** START OF Task data **

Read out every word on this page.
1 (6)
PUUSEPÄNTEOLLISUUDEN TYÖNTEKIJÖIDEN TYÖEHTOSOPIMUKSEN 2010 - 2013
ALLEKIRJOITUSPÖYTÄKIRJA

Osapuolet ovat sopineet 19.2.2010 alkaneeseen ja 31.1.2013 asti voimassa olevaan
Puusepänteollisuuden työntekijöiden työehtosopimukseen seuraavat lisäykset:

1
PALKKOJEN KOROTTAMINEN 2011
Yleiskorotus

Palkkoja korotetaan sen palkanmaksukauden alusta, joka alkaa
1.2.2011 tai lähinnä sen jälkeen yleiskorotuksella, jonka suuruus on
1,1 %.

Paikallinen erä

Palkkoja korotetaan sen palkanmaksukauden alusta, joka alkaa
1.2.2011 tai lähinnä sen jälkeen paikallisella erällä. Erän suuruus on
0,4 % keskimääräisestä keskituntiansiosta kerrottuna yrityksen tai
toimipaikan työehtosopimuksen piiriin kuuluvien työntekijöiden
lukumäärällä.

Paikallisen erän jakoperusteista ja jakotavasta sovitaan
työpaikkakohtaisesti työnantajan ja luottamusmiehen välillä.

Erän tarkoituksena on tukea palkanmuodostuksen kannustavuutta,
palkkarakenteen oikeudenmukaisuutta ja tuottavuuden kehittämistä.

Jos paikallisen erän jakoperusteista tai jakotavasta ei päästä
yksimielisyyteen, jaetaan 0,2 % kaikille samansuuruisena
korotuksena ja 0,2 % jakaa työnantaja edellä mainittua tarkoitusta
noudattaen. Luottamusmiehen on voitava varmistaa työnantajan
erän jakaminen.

** END OF Task data **

▶ _Your task_: Check every line for "jälkeen" and show the ones that have it.

▶ _Reply_:
1.2.2011 tai lähinnä sen jälkeen yleiskorotuksella, jonka suuruus on
1.2.2011 tai lähinnä sen jälkeen paikallisella erällä. Erän suuruus on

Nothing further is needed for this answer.